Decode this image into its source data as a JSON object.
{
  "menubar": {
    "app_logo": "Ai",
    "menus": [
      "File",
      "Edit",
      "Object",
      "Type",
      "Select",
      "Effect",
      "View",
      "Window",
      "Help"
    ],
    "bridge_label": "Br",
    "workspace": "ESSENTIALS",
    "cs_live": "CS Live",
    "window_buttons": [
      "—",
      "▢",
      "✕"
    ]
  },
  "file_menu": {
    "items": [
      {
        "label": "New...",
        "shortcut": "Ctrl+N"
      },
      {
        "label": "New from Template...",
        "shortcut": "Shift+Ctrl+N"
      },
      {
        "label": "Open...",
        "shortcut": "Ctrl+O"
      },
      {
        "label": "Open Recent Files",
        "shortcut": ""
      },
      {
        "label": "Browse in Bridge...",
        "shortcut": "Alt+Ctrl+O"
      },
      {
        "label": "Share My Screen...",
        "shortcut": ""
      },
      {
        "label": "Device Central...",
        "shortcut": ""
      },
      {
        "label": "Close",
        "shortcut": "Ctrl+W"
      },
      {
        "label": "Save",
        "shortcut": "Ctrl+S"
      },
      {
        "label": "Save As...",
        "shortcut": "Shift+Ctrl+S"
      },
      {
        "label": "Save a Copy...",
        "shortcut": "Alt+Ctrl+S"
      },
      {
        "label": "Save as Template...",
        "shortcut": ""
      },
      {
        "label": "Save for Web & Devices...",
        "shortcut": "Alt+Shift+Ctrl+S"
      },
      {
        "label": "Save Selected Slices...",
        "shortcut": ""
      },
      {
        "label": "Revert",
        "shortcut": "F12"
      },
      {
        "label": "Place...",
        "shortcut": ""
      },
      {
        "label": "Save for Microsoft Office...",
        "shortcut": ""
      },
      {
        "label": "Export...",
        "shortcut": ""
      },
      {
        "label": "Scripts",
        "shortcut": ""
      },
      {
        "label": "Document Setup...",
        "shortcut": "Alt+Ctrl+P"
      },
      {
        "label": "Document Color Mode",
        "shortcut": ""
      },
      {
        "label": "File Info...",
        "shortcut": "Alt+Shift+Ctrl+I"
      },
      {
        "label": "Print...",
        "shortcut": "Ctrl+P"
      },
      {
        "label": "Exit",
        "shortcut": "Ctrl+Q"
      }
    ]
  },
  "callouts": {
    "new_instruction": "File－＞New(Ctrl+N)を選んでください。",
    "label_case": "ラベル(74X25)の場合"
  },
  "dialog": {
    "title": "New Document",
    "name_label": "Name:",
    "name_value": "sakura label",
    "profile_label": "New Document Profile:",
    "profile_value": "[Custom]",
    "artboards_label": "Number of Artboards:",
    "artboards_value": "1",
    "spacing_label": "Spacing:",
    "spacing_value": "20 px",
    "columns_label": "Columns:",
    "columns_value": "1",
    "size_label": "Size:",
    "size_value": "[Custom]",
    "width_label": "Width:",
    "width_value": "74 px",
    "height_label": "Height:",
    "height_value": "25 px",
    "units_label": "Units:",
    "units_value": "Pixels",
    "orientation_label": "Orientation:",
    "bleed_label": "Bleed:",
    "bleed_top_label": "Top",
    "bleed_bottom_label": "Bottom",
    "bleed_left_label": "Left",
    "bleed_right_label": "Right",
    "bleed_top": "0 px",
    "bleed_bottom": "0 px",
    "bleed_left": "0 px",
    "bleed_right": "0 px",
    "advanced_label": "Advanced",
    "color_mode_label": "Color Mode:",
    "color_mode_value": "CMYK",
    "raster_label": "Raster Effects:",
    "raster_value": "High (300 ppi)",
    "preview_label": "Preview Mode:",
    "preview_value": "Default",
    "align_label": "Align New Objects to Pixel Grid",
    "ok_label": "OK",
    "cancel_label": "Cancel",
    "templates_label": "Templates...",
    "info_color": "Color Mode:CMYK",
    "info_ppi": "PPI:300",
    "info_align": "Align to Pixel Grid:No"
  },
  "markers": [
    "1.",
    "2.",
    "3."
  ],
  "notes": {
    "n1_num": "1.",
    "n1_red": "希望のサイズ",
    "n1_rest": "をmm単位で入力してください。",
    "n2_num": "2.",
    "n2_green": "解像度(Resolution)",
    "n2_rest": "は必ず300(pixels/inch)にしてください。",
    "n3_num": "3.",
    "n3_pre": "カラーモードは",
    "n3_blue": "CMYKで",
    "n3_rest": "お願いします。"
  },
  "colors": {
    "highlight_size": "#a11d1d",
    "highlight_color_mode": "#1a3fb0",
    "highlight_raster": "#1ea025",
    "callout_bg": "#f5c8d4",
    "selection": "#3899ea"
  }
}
+===+
Task to complete - From the records above, copy every line that holds the word "Shift".

Exercise answer -
        "shortcut": "Shift+Ctrl+N"
        "shortcut": "Shift+Ctrl+S"
        "shortcut": "Alt+Shift+Ctrl+S"
        "shortcut": "Alt+Shift+Ctrl+I"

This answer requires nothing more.